■ What the task requires
Return every entry exactly as written.

━━━ Exercise materials ━━━

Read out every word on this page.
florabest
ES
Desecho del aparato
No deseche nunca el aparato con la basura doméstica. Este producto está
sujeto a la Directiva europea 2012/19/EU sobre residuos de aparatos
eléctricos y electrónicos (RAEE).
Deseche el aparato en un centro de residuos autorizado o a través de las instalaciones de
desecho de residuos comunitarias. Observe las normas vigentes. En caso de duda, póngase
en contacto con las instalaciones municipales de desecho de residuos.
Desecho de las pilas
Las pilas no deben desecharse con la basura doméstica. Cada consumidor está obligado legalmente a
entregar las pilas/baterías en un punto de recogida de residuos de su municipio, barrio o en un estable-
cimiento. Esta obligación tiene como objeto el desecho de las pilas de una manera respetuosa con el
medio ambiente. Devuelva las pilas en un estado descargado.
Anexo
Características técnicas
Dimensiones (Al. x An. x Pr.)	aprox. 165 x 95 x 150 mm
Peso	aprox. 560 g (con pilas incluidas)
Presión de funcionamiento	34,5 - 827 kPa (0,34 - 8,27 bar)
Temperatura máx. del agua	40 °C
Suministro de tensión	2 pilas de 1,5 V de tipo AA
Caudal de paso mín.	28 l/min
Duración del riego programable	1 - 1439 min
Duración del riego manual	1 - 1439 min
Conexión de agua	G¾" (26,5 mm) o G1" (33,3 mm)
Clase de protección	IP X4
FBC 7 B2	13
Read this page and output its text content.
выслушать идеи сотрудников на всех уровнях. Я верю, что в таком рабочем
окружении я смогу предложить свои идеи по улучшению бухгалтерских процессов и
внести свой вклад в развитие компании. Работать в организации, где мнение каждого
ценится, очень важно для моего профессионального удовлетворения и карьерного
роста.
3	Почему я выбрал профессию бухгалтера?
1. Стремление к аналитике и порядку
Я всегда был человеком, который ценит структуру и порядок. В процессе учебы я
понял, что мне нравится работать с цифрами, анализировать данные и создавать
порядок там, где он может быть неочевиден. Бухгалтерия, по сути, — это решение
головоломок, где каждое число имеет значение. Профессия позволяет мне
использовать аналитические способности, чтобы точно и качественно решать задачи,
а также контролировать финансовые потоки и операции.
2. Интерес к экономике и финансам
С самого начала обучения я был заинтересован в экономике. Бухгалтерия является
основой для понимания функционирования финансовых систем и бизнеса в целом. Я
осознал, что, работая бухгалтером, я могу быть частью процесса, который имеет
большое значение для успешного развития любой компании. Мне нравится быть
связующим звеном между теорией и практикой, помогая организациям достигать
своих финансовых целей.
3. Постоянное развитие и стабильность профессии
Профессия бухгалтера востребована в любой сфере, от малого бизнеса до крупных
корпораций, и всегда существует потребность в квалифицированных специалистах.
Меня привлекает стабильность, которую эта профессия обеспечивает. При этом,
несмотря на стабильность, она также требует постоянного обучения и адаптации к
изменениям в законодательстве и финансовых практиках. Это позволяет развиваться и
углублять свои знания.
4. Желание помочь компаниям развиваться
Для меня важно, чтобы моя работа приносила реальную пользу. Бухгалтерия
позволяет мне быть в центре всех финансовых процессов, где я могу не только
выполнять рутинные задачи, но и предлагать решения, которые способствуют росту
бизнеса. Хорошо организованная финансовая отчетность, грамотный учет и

━━━

■ The completed task
Read out every word on this page.
florabest
ES
Desecho del aparato
No deseche nunca el aparato con la basura doméstica. Este producto está
sujeto a la Directiva europea 2012/19/EU sobre residuos de aparatos
eléctricos y electrónicos (RAEE).
Deseche el aparato en un centro de residuos autorizado o a través de las instalaciones de
desecho de residuos comunitarias. Observe las normas vigentes. En caso de duda, póngase
en contacto con las instalaciones municipales de desecho de residuos.
Desecho de las pilas
Las pilas no deben desecharse con la basura doméstica. Cada consumidor está obligado legalmente a
entregar las pilas/baterías en un punto de recogida de residuos de su municipio, barrio o en un estable-
cimiento. Esta obligación tiene como objeto el desecho de las pilas de una manera respetuosa con el
medio ambiente. Devuelva las pilas en un estado descargado.
Anexo
Características técnicas
Dimensiones (Al. x An. x Pr.)	aprox. 165 x 95 x 150 mm
Peso	aprox. 560 g (con pilas incluidas)
Presión de funcionamiento	34,5 - 827 kPa (0,34 - 8,27 bar)
Temperatura máx. del agua	40 °C
Suministro de tensión	2 pilas de 1,5 V de tipo AA
Caudal de paso mín.	28 l/min
Duración del riego programable	1 - 1439 min
Duración del riego manual	1 - 1439 min
Conexión de agua	G¾" (26,5 mm) o G1" (33,3 mm)
Clase de protección	IP X4
FBC 7 B2	13
Read this page and output its text content.
выслушать идеи сотрудников на всех уровнях. Я верю, что в таком рабочем
окружении я смогу предложить свои идеи по улучшению бухгалтерских процессов и
внести свой вклад в развитие компании. Работать в организации, где мнение каждого
ценится, очень важно для моего профессионального удовлетворения и карьерного
роста.
3	Почему я выбрал профессию бухгалтера?
1. Стремление к аналитике и порядку
Я всегда был человеком, который ценит структуру и порядок. В процессе учебы я
понял, что мне нравится работать с цифрами, анализировать данные и создавать
порядок там, где он может быть неочевиден. Бухгалтерия, по сути, — это решение
головоломок, где каждое число имеет значение. Профессия позволяет мне
использовать аналитические способности, чтобы точно и качественно решать задачи,
а также контролировать финансовые потоки и операции.
2. Интерес к экономике и финансам
С самого начала обучения я был заинтересован в экономике. Бухгалтерия является
основой для понимания функционирования финансовых систем и бизнеса в целом. Я
осознал, что, работая бухгалтером, я могу быть частью процесса, который имеет
большое значение для успешного развития любой компании. Мне нравится быть
связующим звеном между теорией и практикой, помогая организациям достигать
своих финансовых целей.
3. Постоянное развитие и стабильность профессии
Профессия бухгалтера востребована в любой сфере, от малого бизнеса до крупных
корпораций, и всегда существует потребность в квалифицированных специалистах.
Меня привлекает стабильность, которую эта профессия обеспечивает. При этом,
несмотря на стабильность, она также требует постоянного обучения и адаптации к
изменениям в законодательстве и финансовых практиках. Это позволяет развиваться и
углублять свои знания.
4. Желание помочь компаниям развиваться
Для меня важно, чтобы моя работа приносила реальную пользу. Бухгалтерия
позволяет мне быть в центре всех финансовых процессов, где я могу не только
выполнять рутинные задачи, но и предлагать решения, которые способствуют росту
бизнеса. Хорошо организованная финансовая отчетность, грамотный учет и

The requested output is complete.